• What is required
All of the data below should be written out exactly.

• Listed entries
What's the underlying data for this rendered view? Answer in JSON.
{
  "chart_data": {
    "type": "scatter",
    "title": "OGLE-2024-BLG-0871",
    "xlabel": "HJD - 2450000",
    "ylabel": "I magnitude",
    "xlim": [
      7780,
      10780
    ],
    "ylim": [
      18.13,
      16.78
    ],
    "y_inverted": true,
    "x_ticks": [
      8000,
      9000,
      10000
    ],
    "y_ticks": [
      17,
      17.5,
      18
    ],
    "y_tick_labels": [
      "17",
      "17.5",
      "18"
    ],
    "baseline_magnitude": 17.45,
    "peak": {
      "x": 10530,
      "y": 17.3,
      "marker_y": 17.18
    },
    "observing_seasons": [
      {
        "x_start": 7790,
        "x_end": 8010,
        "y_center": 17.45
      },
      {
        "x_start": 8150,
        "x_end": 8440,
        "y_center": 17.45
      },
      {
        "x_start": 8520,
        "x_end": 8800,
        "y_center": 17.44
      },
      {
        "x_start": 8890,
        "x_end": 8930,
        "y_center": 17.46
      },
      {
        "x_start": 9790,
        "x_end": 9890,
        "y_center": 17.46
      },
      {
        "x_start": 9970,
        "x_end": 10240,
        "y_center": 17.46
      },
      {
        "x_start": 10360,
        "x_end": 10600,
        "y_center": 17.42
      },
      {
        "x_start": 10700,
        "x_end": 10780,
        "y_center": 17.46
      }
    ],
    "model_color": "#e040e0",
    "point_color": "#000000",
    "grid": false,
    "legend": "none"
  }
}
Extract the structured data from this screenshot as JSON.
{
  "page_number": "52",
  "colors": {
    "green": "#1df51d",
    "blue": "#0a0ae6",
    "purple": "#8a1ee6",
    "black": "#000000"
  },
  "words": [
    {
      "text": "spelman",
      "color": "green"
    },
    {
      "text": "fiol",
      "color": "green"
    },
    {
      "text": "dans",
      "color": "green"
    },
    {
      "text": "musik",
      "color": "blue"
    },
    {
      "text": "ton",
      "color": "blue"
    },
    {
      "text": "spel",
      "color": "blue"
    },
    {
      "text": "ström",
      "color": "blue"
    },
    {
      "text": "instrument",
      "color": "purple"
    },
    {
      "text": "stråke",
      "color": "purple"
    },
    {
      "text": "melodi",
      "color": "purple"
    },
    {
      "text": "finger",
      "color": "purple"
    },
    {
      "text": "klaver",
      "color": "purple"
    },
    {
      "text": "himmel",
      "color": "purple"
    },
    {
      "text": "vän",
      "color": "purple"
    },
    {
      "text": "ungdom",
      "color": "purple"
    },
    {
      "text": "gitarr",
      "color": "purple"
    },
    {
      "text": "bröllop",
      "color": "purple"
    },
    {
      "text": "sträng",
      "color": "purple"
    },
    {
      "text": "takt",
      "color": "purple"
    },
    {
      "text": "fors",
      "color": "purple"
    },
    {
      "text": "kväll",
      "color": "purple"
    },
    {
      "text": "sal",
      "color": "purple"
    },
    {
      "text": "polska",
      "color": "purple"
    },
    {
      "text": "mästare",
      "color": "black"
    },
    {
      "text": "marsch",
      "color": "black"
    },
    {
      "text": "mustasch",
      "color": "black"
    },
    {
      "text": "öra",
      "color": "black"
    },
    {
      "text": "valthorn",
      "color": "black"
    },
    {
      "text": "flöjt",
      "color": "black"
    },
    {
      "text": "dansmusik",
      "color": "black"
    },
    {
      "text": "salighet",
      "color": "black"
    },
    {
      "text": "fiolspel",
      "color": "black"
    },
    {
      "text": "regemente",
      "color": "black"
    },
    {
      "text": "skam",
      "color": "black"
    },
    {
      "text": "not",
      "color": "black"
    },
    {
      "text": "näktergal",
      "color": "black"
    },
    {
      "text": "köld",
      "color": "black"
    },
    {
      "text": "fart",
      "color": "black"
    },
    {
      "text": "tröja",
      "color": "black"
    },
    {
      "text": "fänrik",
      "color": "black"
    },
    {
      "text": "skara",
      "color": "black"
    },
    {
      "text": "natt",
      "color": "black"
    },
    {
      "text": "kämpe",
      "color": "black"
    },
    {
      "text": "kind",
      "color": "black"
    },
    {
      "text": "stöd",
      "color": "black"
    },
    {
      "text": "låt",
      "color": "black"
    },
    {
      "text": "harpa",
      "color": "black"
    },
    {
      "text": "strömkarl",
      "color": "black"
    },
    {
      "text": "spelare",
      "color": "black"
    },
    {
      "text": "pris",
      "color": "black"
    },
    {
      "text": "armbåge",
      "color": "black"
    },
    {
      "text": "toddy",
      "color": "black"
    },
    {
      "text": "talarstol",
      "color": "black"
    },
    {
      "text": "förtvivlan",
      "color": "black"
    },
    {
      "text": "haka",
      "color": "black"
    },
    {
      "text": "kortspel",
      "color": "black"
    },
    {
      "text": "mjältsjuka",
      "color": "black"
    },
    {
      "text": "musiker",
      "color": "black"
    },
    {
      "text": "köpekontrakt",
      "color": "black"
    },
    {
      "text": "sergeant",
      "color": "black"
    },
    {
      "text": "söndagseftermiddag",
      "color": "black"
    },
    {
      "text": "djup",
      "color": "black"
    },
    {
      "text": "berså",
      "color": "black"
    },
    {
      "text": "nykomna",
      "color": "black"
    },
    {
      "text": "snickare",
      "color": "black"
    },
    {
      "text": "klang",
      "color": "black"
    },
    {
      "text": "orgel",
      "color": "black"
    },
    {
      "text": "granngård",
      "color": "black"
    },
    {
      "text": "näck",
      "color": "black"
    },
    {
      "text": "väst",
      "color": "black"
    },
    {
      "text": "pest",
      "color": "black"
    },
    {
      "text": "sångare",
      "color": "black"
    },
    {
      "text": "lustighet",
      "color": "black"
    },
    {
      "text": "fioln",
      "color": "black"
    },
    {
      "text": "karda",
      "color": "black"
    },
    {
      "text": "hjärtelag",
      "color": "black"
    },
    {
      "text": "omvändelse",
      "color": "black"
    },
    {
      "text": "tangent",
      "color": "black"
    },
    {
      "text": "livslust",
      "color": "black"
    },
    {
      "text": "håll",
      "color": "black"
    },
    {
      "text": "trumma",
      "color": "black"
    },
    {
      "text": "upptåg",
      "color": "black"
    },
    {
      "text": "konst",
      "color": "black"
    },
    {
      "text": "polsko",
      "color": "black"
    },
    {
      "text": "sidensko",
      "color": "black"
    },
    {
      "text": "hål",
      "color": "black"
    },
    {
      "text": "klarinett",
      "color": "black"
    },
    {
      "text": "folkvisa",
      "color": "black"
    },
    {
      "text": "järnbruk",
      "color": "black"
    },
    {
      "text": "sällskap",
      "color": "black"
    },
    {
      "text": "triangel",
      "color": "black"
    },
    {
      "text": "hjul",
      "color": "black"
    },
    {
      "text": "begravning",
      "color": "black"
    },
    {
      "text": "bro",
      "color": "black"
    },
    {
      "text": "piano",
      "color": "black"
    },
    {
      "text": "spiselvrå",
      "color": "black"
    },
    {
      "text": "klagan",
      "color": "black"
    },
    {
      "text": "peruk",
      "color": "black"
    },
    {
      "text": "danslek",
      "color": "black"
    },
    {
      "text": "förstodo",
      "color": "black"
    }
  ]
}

• Response
What's the underlying data for this rendered view? Answer in JSON.
{
  "chart_data": {
    "type": "scatter",
    "title": "OGLE-2024-BLG-0871",
    "xlabel": "HJD - 2450000",
    "ylabel": "I magnitude",
    "xlim": [
      7780,
      10780
    ],
    "ylim": [
      18.13,
      16.78
    ],
    "y_inverted": true,
    "x_ticks": [
      8000,
      9000,
      10000
    ],
    "y_ticks": [
      17,
      17.5,
      18
    ],
    "y_tick_labels": [
      "17",
      "17.5",
      "18"
    ],
    "baseline_magnitude": 17.45,
    "peak": {
      "x": 10530,
      "y": 17.3,
      "marker_y": 17.18
    },
    "observing_seasons": [
      {
        "x_start": 7790,
        "x_end": 8010,
        "y_center": 17.45
      },
      {
        "x_start": 8150,
        "x_end": 8440,
        "y_center": 17.45
      },
      {
        "x_start": 8520,
        "x_end": 8800,
        "y_center": 17.44
      },
      {
        "x_start": 8890,
        "x_end": 8930,
        "y_center": 17.46
      },
      {
        "x_start": 9790,
        "x_end": 9890,
        "y_center": 17.46
      },
      {
        "x_start": 9970,
        "x_end": 10240,
        "y_center": 17.46
      },
      {
        "x_start": 10360,
        "x_end": 10600,
        "y_center": 17.42
      },
      {
        "x_start": 10700,
        "x_end": 10780,
        "y_center": 17.46
      }
    ],
    "model_color": "#e040e0",
    "point_color": "#000000",
    "grid": false,
    "legend": "none"
  }
}
Extract the structured data from this screenshot as JSON.
{
  "page_number": "52",
  "colors": {
    "green": "#1df51d",
    "blue": "#0a0ae6",
    "purple": "#8a1ee6",
    "black": "#000000"
  },
  "words": [
    {
      "text": "spelman",
      "color": "green"
    },
    {
      "text": "fiol",
      "color": "green"
    },
    {
      "text": "dans",
      "color": "green"
    },
    {
      "text": "musik",
      "color": "blue"
    },
    {
      "text": "ton",
      "color": "blue"
    },
    {
      "text": "spel",
      "color": "blue"
    },
    {
      "text": "ström",
      "color": "blue"
    },
    {
      "text": "instrument",
      "color": "purple"
    },
    {
      "text": "stråke",
      "color": "purple"
    },
    {
      "text": "melodi",
      "color": "purple"
    },
    {
      "text": "finger",
      "color": "purple"
    },
    {
      "text": "klaver",
      "color": "purple"
    },
    {
      "text": "himmel",
      "color": "purple"
    },
    {
      "text": "vän",
      "color": "purple"
    },
    {
      "text": "ungdom",
      "color": "purple"
    },
    {
      "text": "gitarr",
      "color": "purple"
    },
    {
      "text": "bröllop",
      "color": "purple"
    },
    {
      "text": "sträng",
      "color": "purple"
    },
    {
      "text": "takt",
      "color": "purple"
    },
    {
      "text": "fors",
      "color": "purple"
    },
    {
      "text": "kväll",
      "color": "purple"
    },
    {
      "text": "sal",
      "color": "purple"
    },
    {
      "text": "polska",
      "color": "purple"
    },
    {
      "text": "mästare",
      "color": "black"
    },
    {
      "text": "marsch",
      "color": "black"
    },
    {
      "text": "mustasch",
      "color": "black"
    },
    {
      "text": "öra",
      "color": "black"
    },
    {
      "text": "valthorn",
      "color": "black"
    },
    {
      "text": "flöjt",
      "color": "black"
    },
    {
      "text": "dansmusik",
      "color": "black"
    },
    {
      "text": "salighet",
      "color": "black"
    },
    {
      "text": "fiolspel",
      "color": "black"
    },
    {
      "text": "regemente",
      "color": "black"
    },
    {
      "text": "skam",
      "color": "black"
    },
    {
      "text": "not",
      "color": "black"
    },
    {
      "text": "näktergal",
      "color": "black"
    },
    {
      "text": "köld",
      "color": "black"
    },
    {
      "text": "fart",
      "color": "black"
    },
    {
      "text": "tröja",
      "color": "black"
    },
    {
      "text": "fänrik",
      "color": "black"
    },
    {
      "text": "skara",
      "color": "black"
    },
    {
      "text": "natt",
      "color": "black"
    },
    {
      "text": "kämpe",
      "color": "black"
    },
    {
      "text": "kind",
      "color": "black"
    },
    {
      "text": "stöd",
      "color": "black"
    },
    {
      "text": "låt",
      "color": "black"
    },
    {
      "text": "harpa",
      "color": "black"
    },
    {
      "text": "strömkarl",
      "color": "black"
    },
    {
      "text": "spelare",
      "color": "black"
    },
    {
      "text": "pris",
      "color": "black"
    },
    {
      "text": "armbåge",
      "color": "black"
    },
    {
      "text": "toddy",
      "color": "black"
    },
    {
      "text": "talarstol",
      "color": "black"
    },
    {
      "text": "förtvivlan",
      "color": "black"
    },
    {
      "text": "haka",
      "color": "black"
    },
    {
      "text": "kortspel",
      "color": "black"
    },
    {
      "text": "mjältsjuka",
      "color": "black"
    },
    {
      "text": "musiker",
      "color": "black"
    },
    {
      "text": "köpekontrakt",
      "color": "black"
    },
    {
      "text": "sergeant",
      "color": "black"
    },
    {
      "text": "söndagseftermiddag",
      "color": "black"
    },
    {
      "text": "djup",
      "color": "black"
    },
    {
      "text": "berså",
      "color": "black"
    },
    {
      "text": "nykomna",
      "color": "black"
    },
    {
      "text": "snickare",
      "color": "black"
    },
    {
      "text": "klang",
      "color": "black"
    },
    {
      "text": "orgel",
      "color": "black"
    },
    {
      "text": "granngård",
      "color": "black"
    },
    {
      "text": "näck",
      "color": "black"
    },
    {
      "text": "väst",
      "color": "black"
    },
    {
      "text": "pest",
      "color": "black"
    },
    {
      "text": "sångare",
      "color": "black"
    },
    {
      "text": "lustighet",
      "color": "black"
    },
    {
      "text": "fioln",
      "color": "black"
    },
    {
      "text": "karda",
      "color": "black"
    },
    {
      "text": "hjärtelag",
      "color": "black"
    },
    {
      "text": "omvändelse",
      "color": "black"
    },
    {
      "text": "tangent",
      "color": "black"
    },
    {
      "text": "livslust",
      "color": "black"
    },
    {
      "text": "håll",
      "color": "black"
    },
    {
      "text": "trumma",
      "color": "black"
    },
    {
      "text": "upptåg",
      "color": "black"
    },
    {
      "text": "konst",
      "color": "black"
    },
    {
      "text": "polsko",
      "color": "black"
    },
    {
      "text": "sidensko",
      "color": "black"
    },
    {
      "text": "hål",
      "color": "black"
    },
    {
      "text": "klarinett",
      "color": "black"
    },
    {
      "text": "folkvisa",
      "color": "black"
    },
    {
      "text": "järnbruk",
      "color": "black"
    },
    {
      "text": "sällskap",
      "color": "black"
    },
    {
      "text": "triangel",
      "color": "black"
    },
    {
      "text": "hjul",
      "color": "black"
    },
    {
      "text": "begravning",
      "color": "black"
    },
    {
      "text": "bro",
      "color": "black"
    },
    {
      "text": "piano",
      "color": "black"
    },
    {
      "text": "spiselvrå",
      "color": "black"
    },
    {
      "text": "klagan",
      "color": "black"
    },
    {
      "text": "peruk",
      "color": "black"
    },
    {
      "text": "danslek",
      "color": "black"
    },
    {
      "text": "förstodo",
      "color": "black"
    }
  ]
}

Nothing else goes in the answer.